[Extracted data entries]
......
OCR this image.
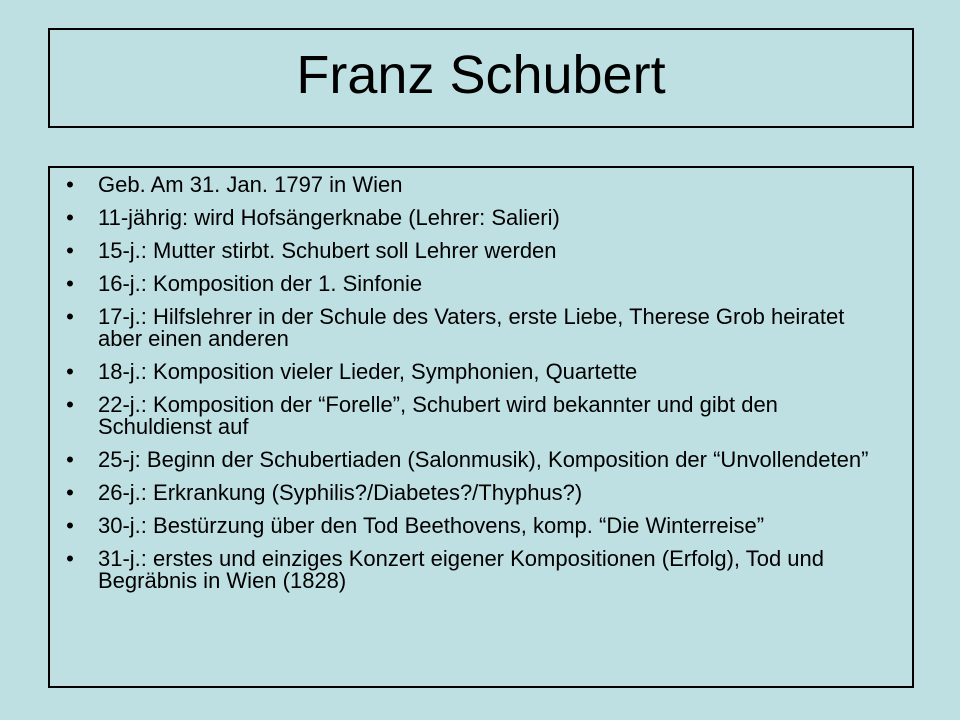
Franz Schubert
• Geb. Am 31. Jan. 1797 in Wien
• 11-jährig: wird Hofsängerknabe (Lehrer: Salieri)
• 15-j.: Mutter stirbt. Schubert soll Lehrer werden
• 16-j.: Komposition der 1. Sinfonie
• 17-j.: Hilfslehrer in der Schule des Vaters, erste Liebe, Therese Grob heiratet aber einen anderen
• 18-j.: Komposition vieler Lieder, Symphonien, Quartette
• 22-j.: Komposition der “Forelle”, Schubert wird bekannter und gibt den Schuldienst auf
• 25-j: Beginn der Schubertiaden (Salonmusik), Komposition der “Unvollendeten”
• 26-j.: Erkrankung (Syphilis?/Diabetes?/Thyphus?)
• 30-j.: Bestürzung über den Tod Beethovens, komp. “Die Winterreise”
• 31-j.: erstes und einziges Konzert eigener Kompositionen (Erfolg), Tod und Begräbnis in Wien (1828)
......
### EXERCISE DESCRIPTION
Skip the pictures and transcribe the rest of the records exactly.

### WRITTEN SOLUTION
OCR this image.
Franz Schubert
• Geb. Am 31. Jan. 1797 in Wien
• 11-jährig: wird Hofsängerknabe (Lehrer: Salieri)
• 15-j.: Mutter stirbt. Schubert soll Lehrer werden
• 16-j.: Komposition der 1. Sinfonie
• 17-j.: Hilfslehrer in der Schule des Vaters, erste Liebe, Therese Grob heiratet aber einen anderen
• 18-j.: Komposition vieler Lieder, Symphonien, Quartette
• 22-j.: Komposition der “Forelle”, Schubert wird bekannter und gibt den Schuldienst auf
• 25-j: Beginn der Schubertiaden (Salonmusik), Komposition der “Unvollendeten”
• 26-j.: Erkrankung (Syphilis?/Diabetes?/Thyphus?)
• 30-j.: Bestürzung über den Tod Beethovens, komp. “Die Winterreise”
• 31-j.: erstes und einziges Konzert eigener Kompositionen (Erfolg), Tod und Begräbnis in Wien (1828)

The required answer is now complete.